**YOUR TASK**
Reproduce the records below exactly as they appear.

**EXERCISE INPUT**
-=-=-
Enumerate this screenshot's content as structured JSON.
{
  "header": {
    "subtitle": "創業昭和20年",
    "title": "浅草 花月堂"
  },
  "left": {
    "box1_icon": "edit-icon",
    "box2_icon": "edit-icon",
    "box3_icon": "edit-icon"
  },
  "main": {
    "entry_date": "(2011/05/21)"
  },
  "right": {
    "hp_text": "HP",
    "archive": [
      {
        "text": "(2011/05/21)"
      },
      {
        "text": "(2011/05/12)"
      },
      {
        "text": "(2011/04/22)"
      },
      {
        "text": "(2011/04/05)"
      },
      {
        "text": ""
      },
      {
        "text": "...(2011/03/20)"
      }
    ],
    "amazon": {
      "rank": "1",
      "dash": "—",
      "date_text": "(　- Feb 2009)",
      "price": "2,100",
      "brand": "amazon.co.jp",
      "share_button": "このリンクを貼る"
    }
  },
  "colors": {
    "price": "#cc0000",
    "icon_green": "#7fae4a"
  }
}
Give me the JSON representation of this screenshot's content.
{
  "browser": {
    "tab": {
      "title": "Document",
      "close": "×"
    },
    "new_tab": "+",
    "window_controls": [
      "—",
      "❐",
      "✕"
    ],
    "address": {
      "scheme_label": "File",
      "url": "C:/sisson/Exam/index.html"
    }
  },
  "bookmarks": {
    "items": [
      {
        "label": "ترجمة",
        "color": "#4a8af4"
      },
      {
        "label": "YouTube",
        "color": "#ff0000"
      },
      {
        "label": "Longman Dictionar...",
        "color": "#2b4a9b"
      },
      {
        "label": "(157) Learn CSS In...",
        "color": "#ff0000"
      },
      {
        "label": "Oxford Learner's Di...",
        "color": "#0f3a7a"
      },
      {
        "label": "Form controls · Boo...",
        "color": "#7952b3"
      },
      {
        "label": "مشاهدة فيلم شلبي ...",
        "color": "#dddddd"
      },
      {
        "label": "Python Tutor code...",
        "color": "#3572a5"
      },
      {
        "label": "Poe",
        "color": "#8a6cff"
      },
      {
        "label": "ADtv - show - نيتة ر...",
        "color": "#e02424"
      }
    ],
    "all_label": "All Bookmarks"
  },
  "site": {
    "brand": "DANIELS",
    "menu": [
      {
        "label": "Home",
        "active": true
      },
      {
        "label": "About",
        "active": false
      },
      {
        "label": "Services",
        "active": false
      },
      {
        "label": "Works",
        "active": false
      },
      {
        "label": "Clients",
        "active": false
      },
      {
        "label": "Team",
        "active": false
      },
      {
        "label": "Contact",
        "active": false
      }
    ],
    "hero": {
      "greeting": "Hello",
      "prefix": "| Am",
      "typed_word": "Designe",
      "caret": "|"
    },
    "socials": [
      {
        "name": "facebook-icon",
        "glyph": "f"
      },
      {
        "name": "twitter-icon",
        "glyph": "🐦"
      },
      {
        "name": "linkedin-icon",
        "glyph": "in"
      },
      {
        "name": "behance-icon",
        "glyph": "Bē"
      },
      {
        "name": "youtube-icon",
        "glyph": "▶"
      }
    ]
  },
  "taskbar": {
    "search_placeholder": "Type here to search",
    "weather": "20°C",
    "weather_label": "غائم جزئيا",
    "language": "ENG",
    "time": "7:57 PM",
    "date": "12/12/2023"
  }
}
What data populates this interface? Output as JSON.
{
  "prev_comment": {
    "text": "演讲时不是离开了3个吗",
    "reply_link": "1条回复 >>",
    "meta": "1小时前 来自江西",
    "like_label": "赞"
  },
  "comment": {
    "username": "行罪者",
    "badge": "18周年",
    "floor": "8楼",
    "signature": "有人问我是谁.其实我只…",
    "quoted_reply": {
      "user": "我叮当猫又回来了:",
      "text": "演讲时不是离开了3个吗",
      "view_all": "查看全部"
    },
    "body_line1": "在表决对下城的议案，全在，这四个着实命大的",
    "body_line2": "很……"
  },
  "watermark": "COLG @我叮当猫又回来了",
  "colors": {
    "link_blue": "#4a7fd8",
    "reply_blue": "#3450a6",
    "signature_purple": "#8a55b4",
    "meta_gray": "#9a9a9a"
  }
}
-=-=-
**REPLY**
Enumerate this screenshot's content as structured JSON.
{
  "header": {
    "subtitle": "創業昭和20年",
    "title": "浅草 花月堂"
  },
  "left": {
    "box1_icon": "edit-icon",
    "box2_icon": "edit-icon",
    "box3_icon": "edit-icon"
  },
  "main": {
    "entry_date": "(2011/05/21)"
  },
  "right": {
    "hp_text": "HP",
    "archive": [
      {
        "text": "(2011/05/21)"
      },
      {
        "text": "(2011/05/12)"
      },
      {
        "text": "(2011/04/22)"
      },
      {
        "text": "(2011/04/05)"
      },
      {
        "text": ""
      },
      {
        "text": "...(2011/03/20)"
      }
    ],
    "amazon": {
      "rank": "1",
      "dash": "—",
      "date_text": "(　- Feb 2009)",
      "price": "2,100",
      "brand": "amazon.co.jp",
      "share_button": "このリンクを貼る"
    }
  },
  "colors": {
    "price": "#cc0000",
    "icon_green": "#7fae4a"
  }
}
Give me the JSON representation of this screenshot's content.
{
  "browser": {
    "tab": {
      "title": "Document",
      "close": "×"
    },
    "new_tab": "+",
    "window_controls": [
      "—",
      "❐",
      "✕"
    ],
    "address": {
      "scheme_label": "File",
      "url": "C:/sisson/Exam/index.html"
    }
  },
  "bookmarks": {
    "items": [
      {
        "label": "ترجمة",
        "color": "#4a8af4"
      },
      {
        "label": "YouTube",
        "color": "#ff0000"
      },
      {
        "label": "Longman Dictionar...",
        "color": "#2b4a9b"
      },
      {
        "label": "(157) Learn CSS In...",
        "color": "#ff0000"
      },
      {
        "label": "Oxford Learner's Di...",
        "color": "#0f3a7a"
      },
      {
        "label": "Form controls · Boo...",
        "color": "#7952b3"
      },
      {
        "label": "مشاهدة فيلم شلبي ...",
        "color": "#dddddd"
      },
      {
        "label": "Python Tutor code...",
        "color": "#3572a5"
      },
      {
        "label": "Poe",
        "color": "#8a6cff"
      },
      {
        "label": "ADtv - show - نيتة ر...",
        "color": "#e02424"
      }
    ],
    "all_label": "All Bookmarks"
  },
  "site": {
    "brand": "DANIELS",
    "menu": [
      {
        "label": "Home",
        "active": true
      },
      {
        "label": "About",
        "active": false
      },
      {
        "label": "Services",
        "active": false
      },
      {
        "label": "Works",
        "active": false
      },
      {
        "label": "Clients",
        "active": false
      },
      {
        "label": "Team",
        "active": false
      },
      {
        "label": "Contact",
        "active": false
      }
    ],
    "hero": {
      "greeting": "Hello",
      "prefix": "| Am",
      "typed_word": "Designe",
      "caret": "|"
    },
    "socials": [
      {
        "name": "facebook-icon",
        "glyph": "f"
      },
      {
        "name": "twitter-icon",
        "glyph": "🐦"
      },
      {
        "name": "linkedin-icon",
        "glyph": "in"
      },
      {
        "name": "behance-icon",
        "glyph": "Bē"
      },
      {
        "name": "youtube-icon",
        "glyph": "▶"
      }
    ]
  },
  "taskbar": {
    "search_placeholder": "Type here to search",
    "weather": "20°C",
    "weather_label": "غائم جزئيا",
    "language": "ENG",
    "time": "7:57 PM",
    "date": "12/12/2023"
  }
}
What data populates this interface? Output as JSON.
{
  "prev_comment": {
    "text": "演讲时不是离开了3个吗",
    "reply_link": "1条回复 >>",
    "meta": "1小时前 来自江西",
    "like_label": "赞"
  },
  "comment": {
    "username": "行罪者",
    "badge": "18周年",
    "floor": "8楼",
    "signature": "有人问我是谁.其实我只…",
    "quoted_reply": {
      "user": "我叮当猫又回来了:",
      "text": "演讲时不是离开了3个吗",
      "view_all": "查看全部"
    },
    "body_line1": "在表决对下城的议案，全在，这四个着实命大的",
    "body_line2": "很……"
  },
  "watermark": "COLG @我叮当猫又回来了",
  "colors": {
    "link_blue": "#4a7fd8",
    "reply_blue": "#3450a6",
    "signature_purple": "#8a55b4",
    "meta_gray": "#9a9a9a"
  }
}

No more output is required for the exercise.